> [TASK INSTRUCTIONS]
Each entry that follows is to be retyped exactly. Pictures do not belong in the copy.

══ SUPPLIED DATA

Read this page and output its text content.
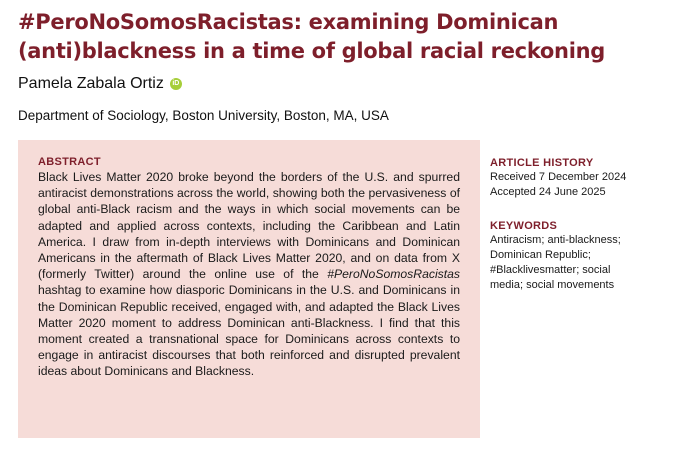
#PeroNoSomosRacistas: examining Dominican (anti)blackness in a time of global racial reckoning
Pamela Zabala Ortiz	iD
Department of Sociology, Boston University, Boston, MA, USA
ABSTRACT

Black Lives Matter 2020 broke beyond the borders of the U.S. and spurred antiracist demonstrations across the world, showing both the pervasiveness of global anti-Black racism and the ways in which social movements can be adapted and applied across contexts, including the Caribbean and Latin America. I draw from in-depth interviews with Dominicans and Dominican Americans in the aftermath of Black Lives Matter 2020, and on data from X (formerly Twitter) around the online use of the #PeroNoSomosRacistas hashtag to examine how diasporic Dominicans in the U.S. and Dominicans in the Dominican Republic received, engaged with, and adapted the Black Lives Matter 2020 moment to address Dominican anti-Blackness. I find that this moment created a transnational space for Dominicans across contexts to engage in antiracist discourses that both reinforced and disrupted prevalent ideas about Dominicans and Blackness.

ARTICLE HISTORY
Received 7 December 2024
Accepted 24 June 2025
KEYWORDS
Antiracism; anti-blackness; Dominican Republic; #Blacklivesmatter; social media; social movements
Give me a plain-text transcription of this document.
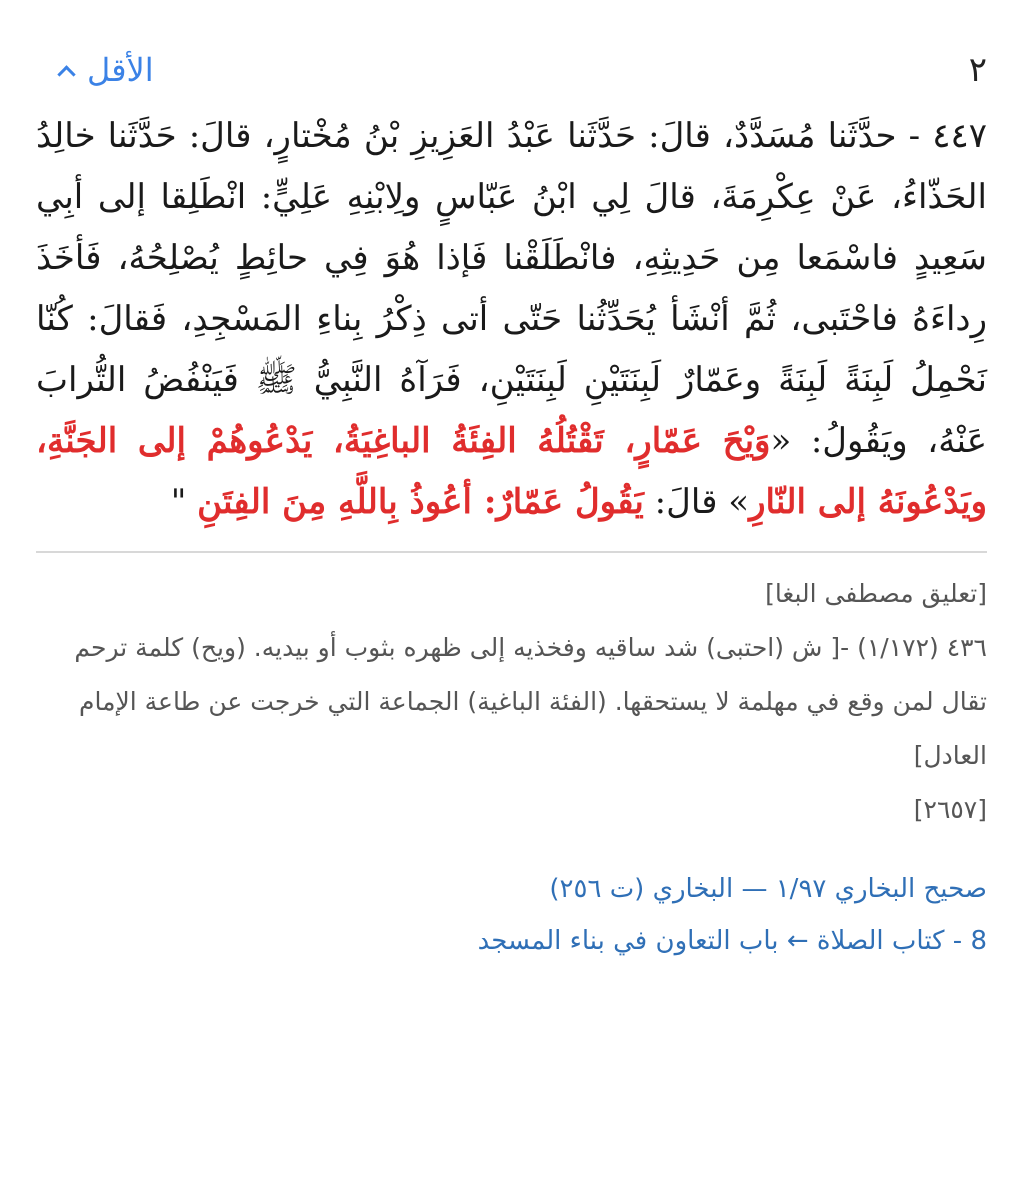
٢
الأقل
٤٤٧ - حدَّثَنا مُسَدَّدٌ، قالَ: حَدَّثَنا عَبْدُ العَزِيزِ بْنُ مُخْتارٍ، قالَ: حَدَّثَنا خالِدُ الحَذّاءُ، عَنْ عِكْرِمَةَ، قالَ لِي ابْنُ عَبّاسٍ ولِابْنِهِ عَلِيٍّ: انْطَلِقا إلى أبِي سَعِيدٍ فاسْمَعا مِن حَدِيثِهِ، فانْطَلَقْنا فَإذا هُوَ فِي حائِطٍ يُصْلِحُهُ، فَأخَذَ رِداءَهُ فاحْتَبى، ثُمَّ أنْشَأ يُحَدِّثُنا حَتّى أتى ذِكْرُ بِناءِ المَسْجِدِ، فَقالَ: كُنّا نَحْمِلُ لَبِنَةً لَبِنَةً وعَمّارٌ لَبِنَتَيْنِ لَبِنَتَيْنِ، فَرَآهُ النَّبِيُّ ﷺ فَيَنْفُضُ التُّرابَ عَنْهُ، ويَقُولُ: «وَيْحَ عَمّارٍ، تَقْتُلُهُ الفِئَةُ الباغِيَةُ، يَدْعُوهُمْ إلى الجَنَّةِ، ويَدْعُونَهُ إلى النّارِ» قالَ: يَقُولُ عَمّارٌ: أعُوذُ بِاللَّهِ مِنَ الفِتَنِ "

[تعليق مصطفى البغا]

٤٣٦ (١/١٧٢) -[ ش (احتبى) شد ساقيه وفخذيه إلى ظهره بثوب أو بيديه. (ويح) كلمة ترحم تقال لمن وقع في مهلمة لا يستحقها. (الفئة الباغية) الجماعة التي خرجت عن طاعة الإمام العادل]

[٢٦٥٧]

صحيح البخاري ١/٩٧ — البخاري (ت ٢٥٦)
8 - كتاب الصلاة ← باب التعاون في بناء المسجد
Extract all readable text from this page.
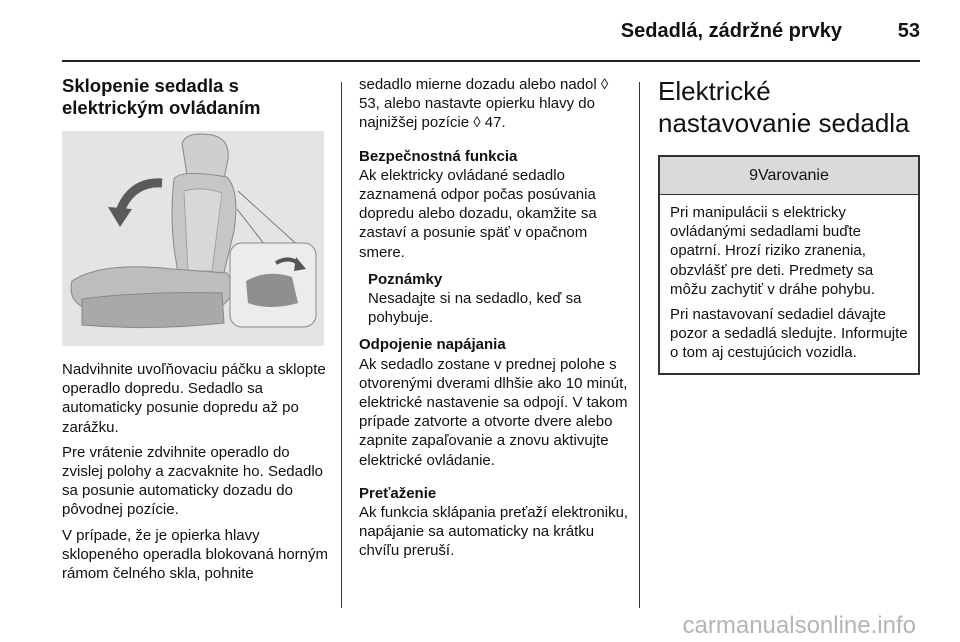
Sedadlá, zádržné prvky	53
Sklopenie sedadla s elektrickým ovládaním
Nadvihnite uvoľňovaciu páčku a sklopte operadlo dopredu. Sedadlo sa automaticky posunie dopredu až po zarážku.
Pre vrátenie zdvihnite operadlo do zvislej polohy a zacvaknite ho. Sedadlo sa posunie automaticky dozadu do pôvodnej pozície.
V prípade, že je opierka hlavy sklopeného operadla blokovaná horným rámom čelného skla, pohnite
sedadlo mierne dozadu alebo nadol ◊ 53, alebo nastavte opierku hlavy do najnižšej pozície ◊ 47.
Bezpečnostná funkcia
Ak elektricky ovládané sedadlo zaznamená odpor počas posúvania dopredu alebo dozadu, okamžite sa zastaví a posunie späť v opačnom smere.
Poznámky
Nesadajte si na sedadlo, keď sa pohybuje.
Odpojenie napájania
Ak sedadlo zostane v prednej polohe s otvorenými dverami dlhšie ako 10 minút, elektrické nastavenie sa odpojí. V takom prípade zatvorte a otvorte dvere alebo zapnite zapaľovanie a znovu aktivujte elektrické ovládanie.
Preťaženie
Ak funkcia sklápania preťaží elektroniku, napájanie sa automaticky na krátku chvíľu preruší.
Elektrické nastavovanie sedadla
9Varovanie
Pri manipulácii s elektricky ovládanými sedadlami buďte opatrní. Hrozí riziko zranenia, obzvlášť pre deti. Predmety sa môžu zachytiť v dráhe pohybu.
Pri nastavovaní sedadiel dávajte pozor a sedadlá sledujte. Informujte o tom aj cestujúcich vozidla.
carmanualsonline.info
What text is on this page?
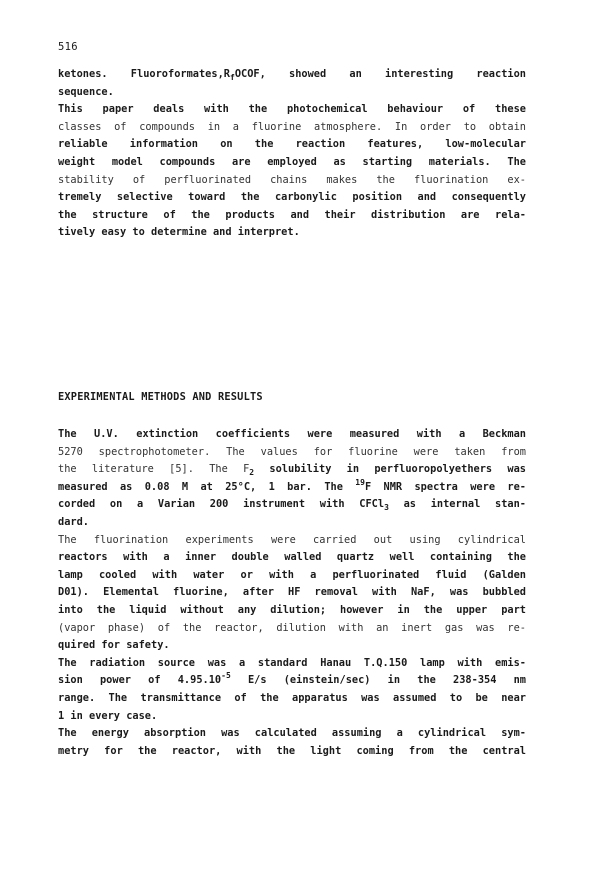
516
ketones. $Fluoroformates,R_fOCOF$, showed an interesting reaction
sequence.
This paper deals with the photochemical behaviour of these
classes of compounds in a fluorine atmosphere. In order to obtain
reliable information on the reaction features, low-molecular
weight model compounds are employed as starting materials. The
stability of perfluorinated chains makes the fluorination ex-
tremely selective toward the carbonylic position and consequently
the structure of the products and their distribution are rela-
tively easy to determine and interpret.
EXPERIMENTAL METHODS AND RESULTS
The U.V. extinction coefficients were measured with a Beckman
5270 spectrophotometer. The values for fluorine were taken from
the literature [5]. The $F_2$ solubility in perfluoropolyethers was
measured as 0.08 M at 25°C, 1 bar. The $^{19}$F NMR spectra were re-
corded on a Varian 200 instrument with CFCl$_3$ as internal stan-
dard.
The fluorination experiments were carried out using cylindrical
reactors with a inner double walled quartz well containing the
lamp cooled with water or with a perfluorinated fluid (Galden
D01). Elemental fluorine, after HF removal with NaF, was bubbled
into the liquid without any dilution; however in the upper part
(vapor phase) of the reactor, dilution with an inert gas was re-
quired for safety.
The radiation source was a standard Hanau T.Q.150 lamp with emis-
sion power of $4.95.10^{-5}$ E/s (einstein/sec) in the 238-354 nm
range. The transmittance of the apparatus was assumed to be near
1 in every case.
The energy absorption was calculated assuming a cylindrical sym-
metry for the reactor, with the light coming from the central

════

> [RIGHT ANSWER]
Read this page and output its text content.
#PeroNoSomosRacistas: examining Dominican (anti)blackness in a time of global racial reckoning
Pamela Zabala Ortiz	iD
Department of Sociology, Boston University, Boston, MA, USA
ABSTRACT

Black Lives Matter 2020 broke beyond the borders of the U.S. and spurred antiracist demonstrations across the world, showing both the pervasiveness of global anti-Black racism and the ways in which social movements can be adapted and applied across contexts, including the Caribbean and Latin America. I draw from in-depth interviews with Dominicans and Dominican Americans in the aftermath of Black Lives Matter 2020, and on data from X (formerly Twitter) around the online use of the #PeroNoSomosRacistas hashtag to examine how diasporic Dominicans in the U.S. and Dominicans in the Dominican Republic received, engaged with, and adapted the Black Lives Matter 2020 moment to address Dominican anti-Blackness. I find that this moment created a transnational space for Dominicans across contexts to engage in antiracist discourses that both reinforced and disrupted prevalent ideas about Dominicans and Blackness.

ARTICLE HISTORY
Received 7 December 2024
Accepted 24 June 2025
KEYWORDS
Antiracism; anti-blackness; Dominican Republic; #Blacklivesmatter; social media; social movements
Give me a plain-text transcription of this document.
٢
الأقل
٤٤٧ - حدَّثَنا مُسَدَّدٌ، قالَ: حَدَّثَنا عَبْدُ العَزِيزِ بْنُ مُخْتارٍ، قالَ: حَدَّثَنا خالِدُ الحَذّاءُ، عَنْ عِكْرِمَةَ، قالَ لِي ابْنُ عَبّاسٍ ولِابْنِهِ عَلِيٍّ: انْطَلِقا إلى أبِي سَعِيدٍ فاسْمَعا مِن حَدِيثِهِ، فانْطَلَقْنا فَإذا هُوَ فِي حائِطٍ يُصْلِحُهُ، فَأخَذَ رِداءَهُ فاحْتَبى، ثُمَّ أنْشَأ يُحَدِّثُنا حَتّى أتى ذِكْرُ بِناءِ المَسْجِدِ، فَقالَ: كُنّا نَحْمِلُ لَبِنَةً لَبِنَةً وعَمّارٌ لَبِنَتَيْنِ لَبِنَتَيْنِ، فَرَآهُ النَّبِيُّ ﷺ فَيَنْفُضُ التُّرابَ عَنْهُ، ويَقُولُ: «وَيْحَ عَمّارٍ، تَقْتُلُهُ الفِئَةُ الباغِيَةُ، يَدْعُوهُمْ إلى الجَنَّةِ، ويَدْعُونَهُ إلى النّارِ» قالَ: يَقُولُ عَمّارٌ: أعُوذُ بِاللَّهِ مِنَ الفِتَنِ "

[تعليق مصطفى البغا]

٤٣٦ (١/١٧٢) -[ ش (احتبى) شد ساقيه وفخذيه إلى ظهره بثوب أو بيديه. (ويح) كلمة ترحم تقال لمن وقع في مهلمة لا يستحقها. (الفئة الباغية) الجماعة التي خرجت عن طاعة الإمام العادل]

[٢٦٥٧]

صحيح البخاري ١/٩٧ — البخاري (ت ٢٥٦)
8 - كتاب الصلاة ← باب التعاون في بناء المسجد
Extract all readable text from this page.
Sedadlá, zádržné prvky	53
Sklopenie sedadla s elektrickým ovládaním
Nadvihnite uvoľňovaciu páčku a sklopte operadlo dopredu. Sedadlo sa automaticky posunie dopredu až po zarážku.
Pre vrátenie zdvihnite operadlo do zvislej polohy a zacvaknite ho. Sedadlo sa posunie automaticky dozadu do pôvodnej pozície.
V prípade, že je opierka hlavy sklopeného operadla blokovaná horným rámom čelného skla, pohnite
sedadlo mierne dozadu alebo nadol ◊ 53, alebo nastavte opierku hlavy do najnižšej pozície ◊ 47.
Bezpečnostná funkcia
Ak elektricky ovládané sedadlo zaznamená odpor počas posúvania dopredu alebo dozadu, okamžite sa zastaví a posunie späť v opačnom smere.
Poznámky
Nesadajte si na sedadlo, keď sa pohybuje.
Odpojenie napájania
Ak sedadlo zostane v prednej polohe s otvorenými dverami dlhšie ako 10 minút, elektrické nastavenie sa odpojí. V takom prípade zatvorte a otvorte dvere alebo zapnite zapaľovanie a znovu aktivujte elektrické ovládanie.
Preťaženie
Ak funkcia sklápania preťaží elektroniku, napájanie sa automaticky na krátku chvíľu preruší.
Elektrické nastavovanie sedadla
9Varovanie
Pri manipulácii s elektricky ovládanými sedadlami buďte opatrní. Hrozí riziko zranenia, obzvlášť pre deti. Predmety sa môžu zachytiť v dráhe pohybu.
Pri nastavovaní sedadiel dávajte pozor a sedadlá sledujte. Informujte o tom aj cestujúcich vozidla.
carmanualsonline.info
What text is on this page?
516
ketones. $Fluoroformates,R_fOCOF$, showed an interesting reaction
sequence.
This paper deals with the photochemical behaviour of these
classes of compounds in a fluorine atmosphere. In order to obtain
reliable information on the reaction features, low-molecular
weight model compounds are employed as starting materials. The
stability of perfluorinated chains makes the fluorination ex-
tremely selective toward the carbonylic position and consequently
the structure of the products and their distribution are rela-
tively easy to determine and interpret.
EXPERIMENTAL METHODS AND RESULTS
The U.V. extinction coefficients were measured with a Beckman
5270 spectrophotometer. The values for fluorine were taken from
the literature [5]. The $F_2$ solubility in perfluoropolyethers was
measured as 0.08 M at 25°C, 1 bar. The $^{19}$F NMR spectra were re-
corded on a Varian 200 instrument with CFCl$_3$ as internal stan-
dard.
The fluorination experiments were carried out using cylindrical
reactors with a inner double walled quartz well containing the
lamp cooled with water or with a perfluorinated fluid (Galden
D01). Elemental fluorine, after HF removal with NaF, was bubbled
into the liquid without any dilution; however in the upper part
(vapor phase) of the reactor, dilution with an inert gas was re-
quired for safety.
The radiation source was a standard Hanau T.Q.150 lamp with emis-
sion power of $4.95.10^{-5}$ E/s (einstein/sec) in the 238-354 nm
range. The transmittance of the apparatus was assumed to be near
1 in every case.
The energy absorption was calculated assuming a cylindrical sym-
metry for the reactor, with the light coming from the central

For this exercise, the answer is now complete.